Start RECORDS FOR THIS TASK

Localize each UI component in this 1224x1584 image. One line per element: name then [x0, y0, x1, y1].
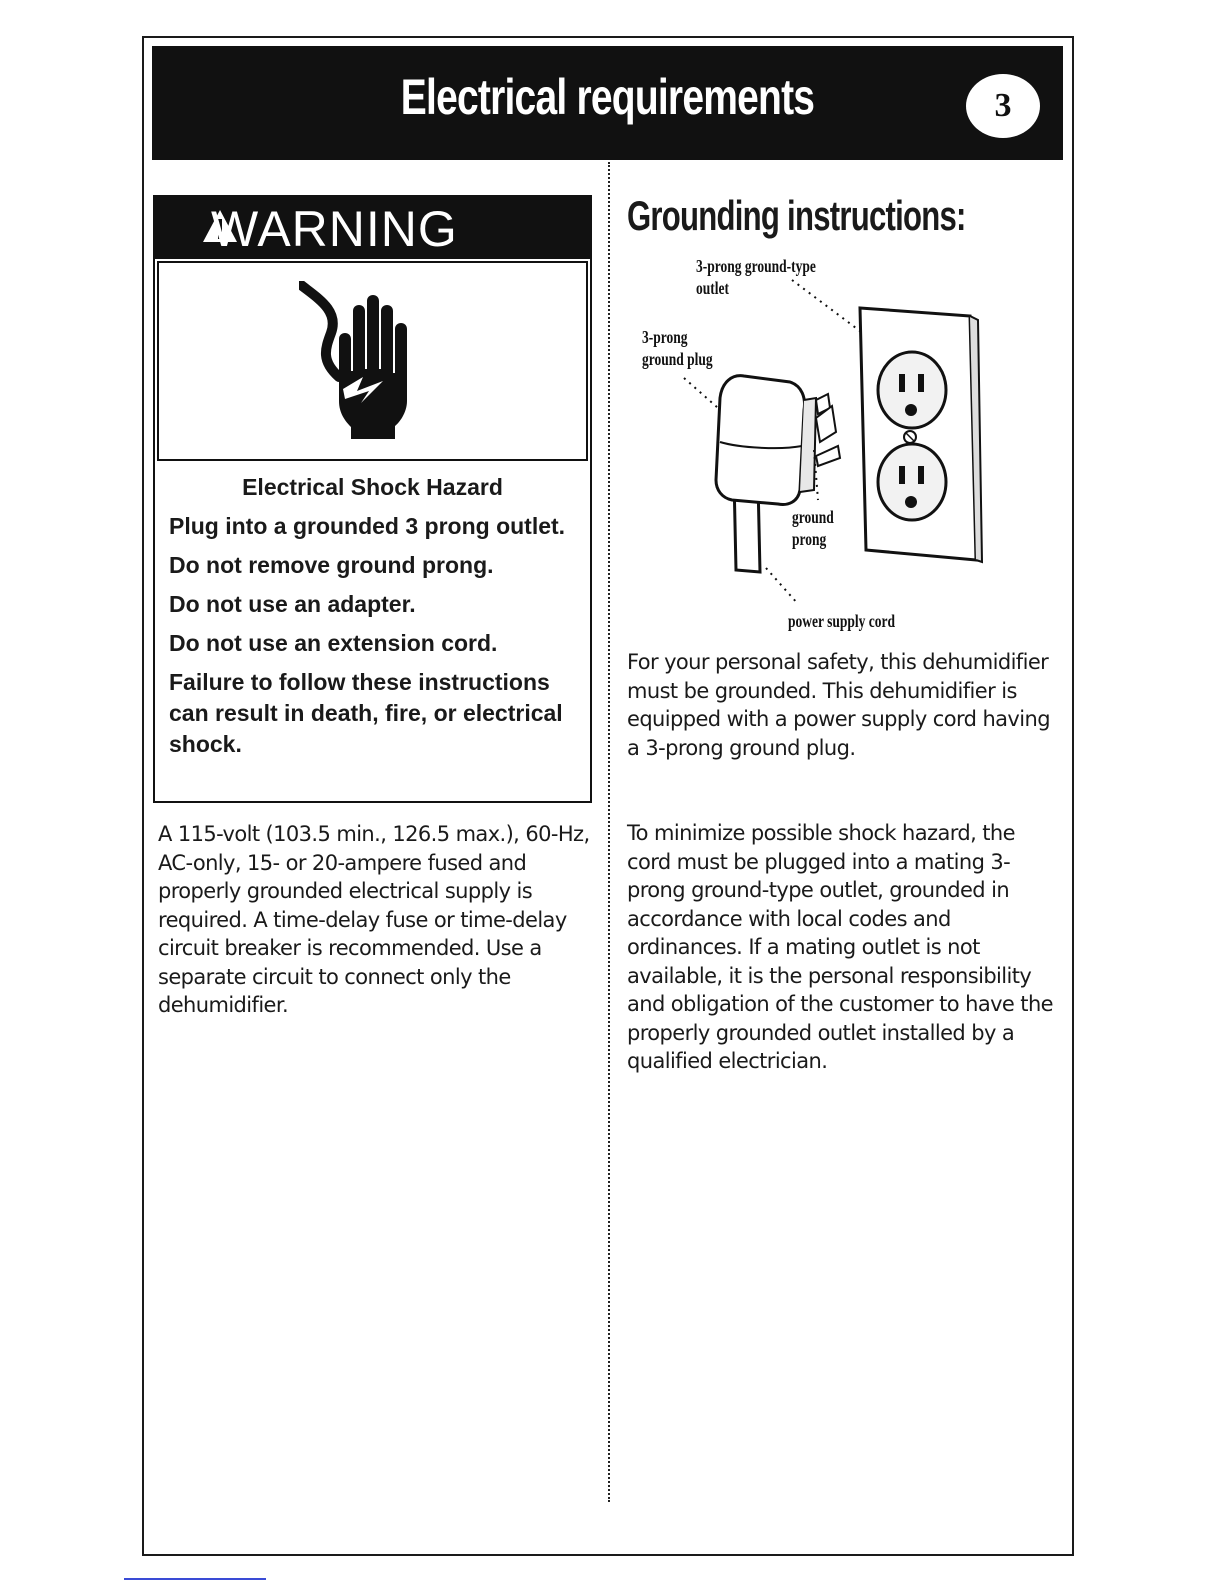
- electrical-supply-paragraph: A 115-volt (103.5 min., 126.5 max.), 60-Hz, AC-only, 15- or 20-ampere fused and properly grounded electrical supply is required. A time-delay fuse or time-delay circuit breaker is recommended. Use a separate circuit to connect only the dehumidifier.: [158, 822, 590, 1017]
- grounding-paragraph-2: To minimize possible shock hazard, the cord must be plugged into a mating 3-prong ground-type outlet, grounded in accordance with local codes and ordinances. If a mating outlet is not available, it is the personal responsibility and obligation of the customer to have the properly grounded outlet installed by a qualified electrician.: [627, 821, 1053, 1073]
- grounding-diagram: [620, 250, 1060, 640]
- warning-box: [153, 195, 592, 803]
- warning-line: Failure to follow these instructions can result in death, fire, or electrical shock.: [169, 669, 563, 757]
- electric-shock-hand-icon: [299, 281, 439, 441]
- outlet-label-line: 3-prong ground-type: [696, 256, 816, 276]
- plug-label-line: 3-prong: [642, 327, 688, 347]
- warning-line: Do not use an adapter.: [169, 591, 416, 617]
- header-bar: [152, 46, 1063, 160]
- footer-underline: [124, 1578, 266, 1580]
- column-divider: [608, 162, 610, 1502]
- warning-header: [155, 197, 590, 259]
- ground-prong-label: [792, 506, 834, 550]
- plug-label: [642, 326, 713, 370]
- warning-heading: WARNING: [211, 201, 458, 257]
- page-number-badge: 3: [966, 74, 1040, 138]
- page-title: Electrical requirements: [400, 69, 815, 125]
- hazard-title: Electrical Shock Hazard: [242, 474, 503, 500]
- prong-label-line: prong: [792, 529, 827, 549]
- grounding-title: Grounding instructions:: [627, 192, 966, 239]
- outlet-label-line: outlet: [696, 278, 729, 298]
- plug-outlet-illustration: [620, 250, 1060, 640]
- power-cord-label: power supply cord: [788, 611, 896, 631]
- warning-line: Do not use an extension cord.: [169, 630, 498, 656]
- outlet-label: [696, 255, 816, 299]
- grounding-paragraph-1: For your personal safety, this dehumidifier must be grounded. This dehumidifier is equipped with a power supply cord having a 3-prong ground plug.: [627, 650, 1050, 760]
- warning-instructions: [169, 511, 579, 768]
- plug-label-line: ground plug: [642, 349, 713, 369]
- warning-line: Plug into a grounded 3 prong outlet.: [169, 513, 566, 539]
- warning-line: Do not remove ground prong.: [169, 552, 494, 578]
- prong-label-line: ground: [792, 507, 834, 527]
- warning-icon-panel: [157, 261, 588, 461]
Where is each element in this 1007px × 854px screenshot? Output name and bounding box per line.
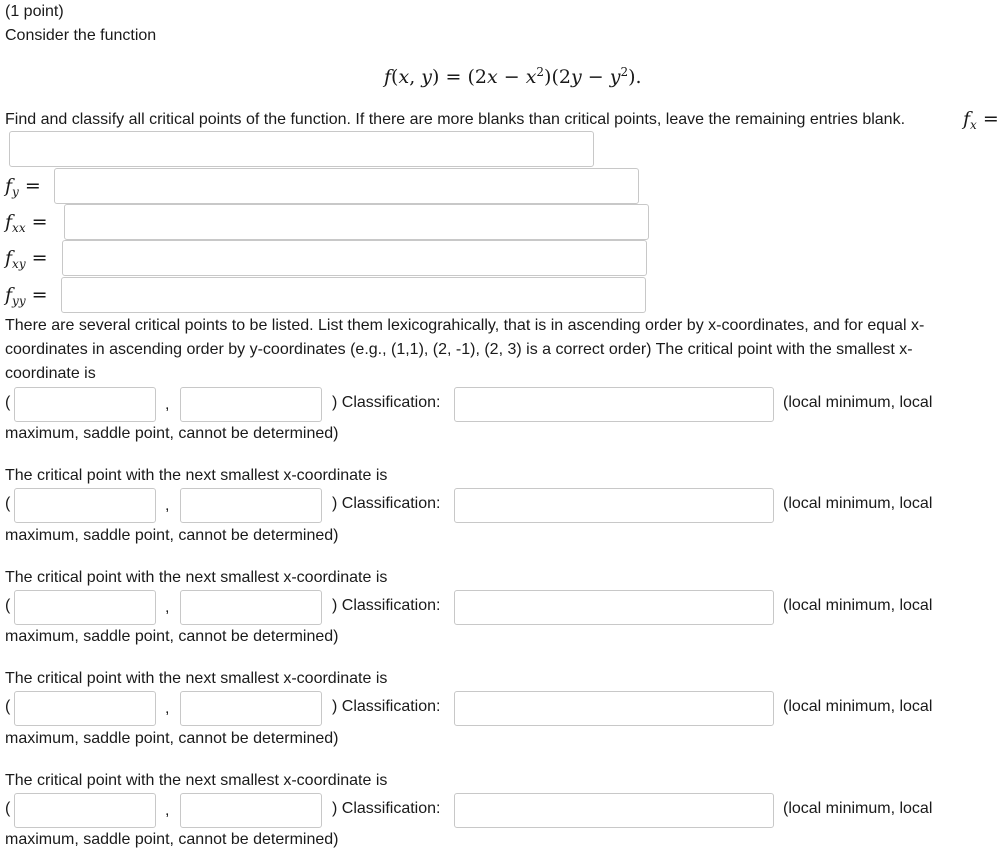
classification-label: ) Classification: xyxy=(332,597,441,614)
options-hint-part1: (local minimum, local xyxy=(783,800,933,817)
critical-intro-line3: coordinate is xyxy=(5,365,96,382)
options-hint-part2: maximum, saddle point, cannot be determined) xyxy=(5,831,339,848)
point-5-heading: The critical point with the next smallest x-coordinate is xyxy=(5,772,388,789)
classification-label: ) Classification: xyxy=(332,800,441,817)
open-paren: ( xyxy=(5,597,11,614)
formula-lhs: f(x, y) xyxy=(384,66,440,88)
options-hint-part1: (local minimum, local xyxy=(783,495,933,512)
fyy-input[interactable] xyxy=(61,277,646,313)
point-3-heading: The critical point with the next smallest x-coordinate is xyxy=(5,569,388,586)
point-5-y-input[interactable] xyxy=(180,793,322,828)
point-1-classification-input[interactable] xyxy=(454,387,774,422)
point-2-y-input[interactable] xyxy=(180,488,322,523)
options-hint-part1: (local minimum, local xyxy=(783,597,933,614)
point-4-heading: The critical point with the next smallest x-coordinate is xyxy=(5,670,388,687)
critical-intro-line1: There are several critical points to be listed. List them lexicograhically, that is in ascending order by x-coordinates, and for equal x- xyxy=(5,317,925,334)
point-2-classification-input[interactable] xyxy=(454,488,774,523)
function-formula xyxy=(384,66,642,88)
fxy-label: $f_{xy}$ = xyxy=(5,247,48,271)
point-4-classification-input[interactable] xyxy=(454,691,774,726)
point-2-x-input[interactable] xyxy=(14,488,156,523)
open-paren: ( xyxy=(5,495,11,512)
comma: , xyxy=(165,497,170,514)
point-5-x-input[interactable] xyxy=(14,793,156,828)
open-paren: ( xyxy=(5,698,11,715)
open-paren: ( xyxy=(5,800,11,817)
comma: , xyxy=(165,396,170,413)
open-paren: ( xyxy=(5,394,11,411)
options-hint-part2: maximum, saddle point, cannot be determined) xyxy=(5,730,339,747)
classification-label: ) Classification: xyxy=(332,698,441,715)
point-4-y-input[interactable] xyxy=(180,691,322,726)
fx-label: $f_x$ = xyxy=(963,108,999,132)
options-hint-part2: maximum, saddle point, cannot be determined) xyxy=(5,628,339,645)
fyy-label: $f_{yy}$ = xyxy=(5,284,48,308)
points-label: (1 point) xyxy=(5,3,64,20)
comma: , xyxy=(165,700,170,717)
point-2-heading: The critical point with the next smallest x-coordinate is xyxy=(5,467,388,484)
options-hint-part2: maximum, saddle point, cannot be determined) xyxy=(5,527,339,544)
point-1-y-input[interactable] xyxy=(180,387,322,422)
point-3-classification-input[interactable] xyxy=(454,590,774,625)
point-5-classification-input[interactable] xyxy=(454,793,774,828)
fy-label: $f_y$ = xyxy=(5,175,41,199)
fx-input[interactable] xyxy=(9,131,594,167)
options-hint-part2: maximum, saddle point, cannot be determined) xyxy=(5,425,339,442)
fxy-input[interactable] xyxy=(62,240,647,276)
comma: , xyxy=(165,802,170,819)
fxx-label: $f_{xx}$ = xyxy=(5,211,48,235)
critical-intro-line2: coordinates in ascending order by y-coordinates (e.g., (1,1), (2, -1), (2, 3) is a correct order) The critical point with the smallest x- xyxy=(5,341,913,358)
options-hint-part1: (local minimum, local xyxy=(783,698,933,715)
point-3-y-input[interactable] xyxy=(180,590,322,625)
point-1-x-input[interactable] xyxy=(14,387,156,422)
classification-label: ) Classification: xyxy=(332,495,441,512)
point-3-x-input[interactable] xyxy=(14,590,156,625)
fy-input[interactable] xyxy=(54,168,639,204)
comma: , xyxy=(165,599,170,616)
formula-eq: = xyxy=(445,66,462,88)
classification-label: ) Classification: xyxy=(332,394,441,411)
intro-text: Consider the function xyxy=(5,27,157,44)
point-4-x-input[interactable] xyxy=(14,691,156,726)
critical-point-5 xyxy=(0,793,1007,853)
fxx-input[interactable] xyxy=(64,204,649,240)
options-hint-part1: (local minimum, local xyxy=(783,394,933,411)
instruction-text: Find and classify all critical points of the function. If there are more blanks than critical points, leave the remaining entries blank. xyxy=(5,111,906,128)
formula-rhs: $(2x - x^2)(2y - y^2)$. xyxy=(467,65,642,88)
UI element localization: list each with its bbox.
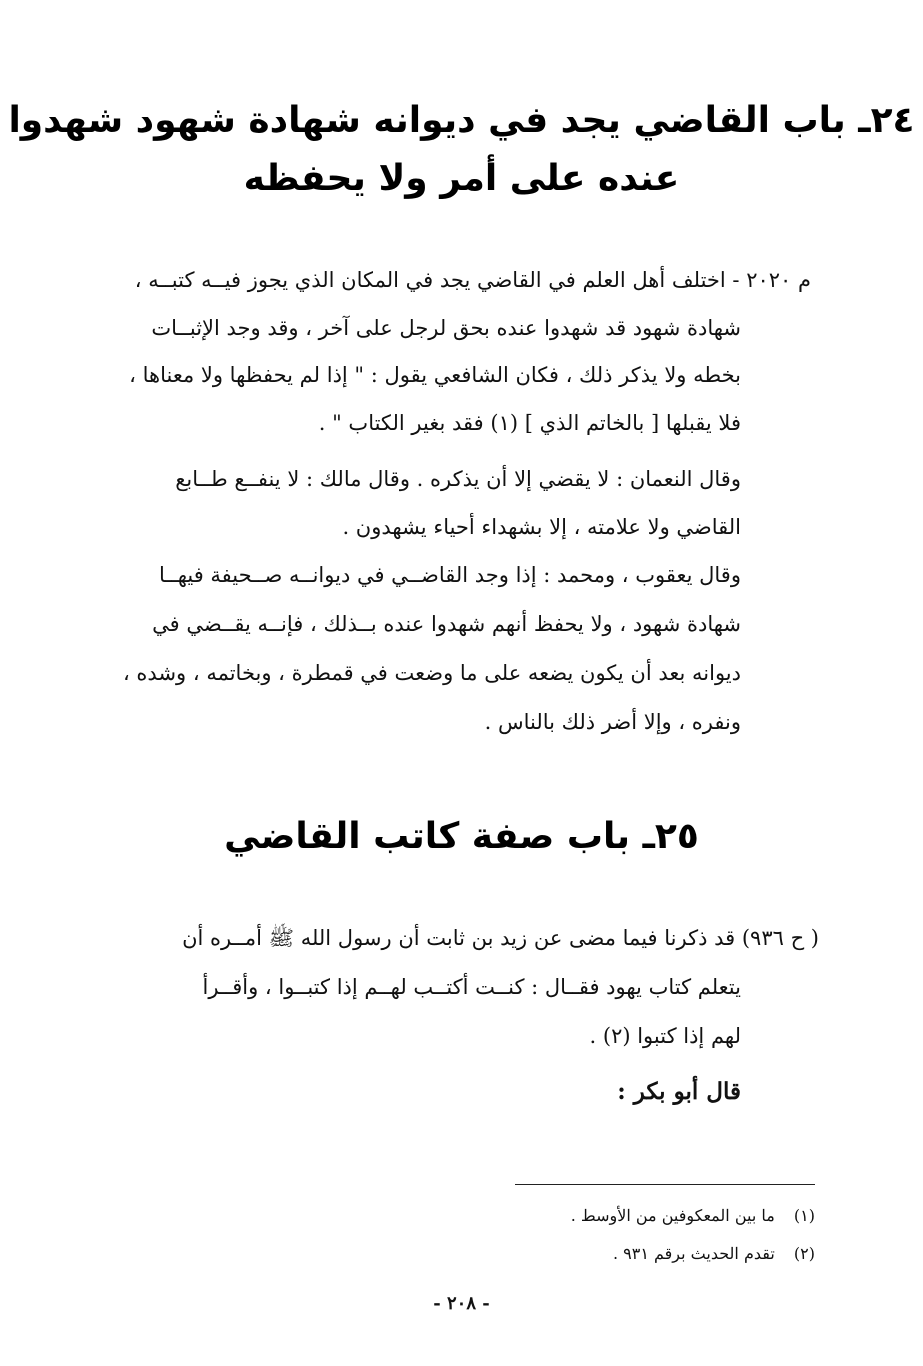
footnote-divider	[515, 1184, 815, 1185]
para-2020-line: وقال يعقوب ، ومحمد : إذا وجد القاضــي في ديوانــه صــحيفة فيهــا	[158, 563, 741, 587]
chapter-24-title-line1: ٢٤ـ باب القاضي يجد في ديوانه شهادة شهود شهدوا	[8, 100, 915, 141]
footnote-text: تقدم الحديث برقم ٩٣١ .	[612, 1244, 775, 1263]
para-2020-line: ونفره ، وإلا أضر ذلك بالناس .	[484, 710, 741, 734]
footnote-marker: (٢)	[793, 1244, 815, 1263]
para-2020-line: م ٢٠٢٠ - اختلف أهل العلم في القاضي يجد في المكان الذي يجوز فيــه كتبــه ،	[134, 268, 811, 292]
page-number: - ٢٠٨ -	[433, 1293, 490, 1314]
footnote-text: ما بين المعكوفين من الأوسط .	[570, 1206, 775, 1225]
hadith-936-line: لهم إذا كتبوا (٢) .	[589, 1024, 741, 1048]
chapter-24-title	[0, 92, 923, 208]
para-2020-line: القاضي ولا علامته ، إلا بشهداء أحياء يشهدون .	[342, 515, 741, 539]
chapter-24-title-line2: عنده على أمر ولا يحفظه	[243, 158, 680, 199]
para-2020-line: شهادة شهود قد شهدوا عنده بحق لرجل على آخر ، وقد وجد الإثبــات	[151, 316, 741, 340]
para-2020-line: وقال النعمان : لا يقضي إلا أن يذكره . وقال مالك : لا ينفــع طــابع	[175, 467, 741, 491]
para-2020-line: فلا يقبلها [ بالخاتم الذي ] (١) فقد بغير الكتاب " .	[318, 411, 741, 435]
para-2020-line: ديوانه بعد أن يكون يضعه على ما وضعت في قمطرة ، وبخاتمه ، وشده ،	[122, 661, 741, 685]
para-2020-line: شهادة شهود ، ولا يحفظ أنهم شهدوا عنده بــذلك ، فإنــه يقــضي في	[152, 612, 741, 636]
hadith-936-line: ( ح ٩٣٦) قد ذكرنا فيما مضى عن زيد بن ثابت أن رسول الله ﷺ أمــره أن	[182, 926, 819, 950]
footnote-marker: (١)	[793, 1206, 815, 1225]
abu-bakr-heading: قال أبو بكر :	[617, 1078, 741, 1105]
para-2020-line: بخطه ولا يذكر ذلك ، فكان الشافعي يقول : " إذا لم يحفظها ولا معناها ،	[129, 363, 741, 387]
hadith-936-line: يتعلم كتاب يهود فقــال : كنــت أكتــب لهــم إذا كتبــوا ، وأقــرأ	[202, 975, 741, 999]
footnote-1	[571, 1204, 815, 1228]
footnote-2	[613, 1242, 815, 1266]
chapter-25-title: ٢٥ـ باب صفة كاتب القاضي	[224, 816, 699, 857]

End RECORDS FOR THIS TASK

- _PROBLEM TO WORK ON_:
Reproduce the lines of the material starting with the line that contains "classification-label: ) Classification: xyxy=(332,597,441,614)" and going on through the line that contains "be determined) xyxy=(5,831,339,848)", including both of those lines.

- _RESULT OF THE EXERCISE_:
classification-label: ) Classification: xyxy=(332,597,441,614)
options-hint-part1: (local minimum, local xyxy=(783,800,933,817)
critical-intro-line3: coordinate is xyxy=(5,365,96,382)
options-hint-part2: maximum, saddle point, cannot be determined) xyxy=(5,831,339,848)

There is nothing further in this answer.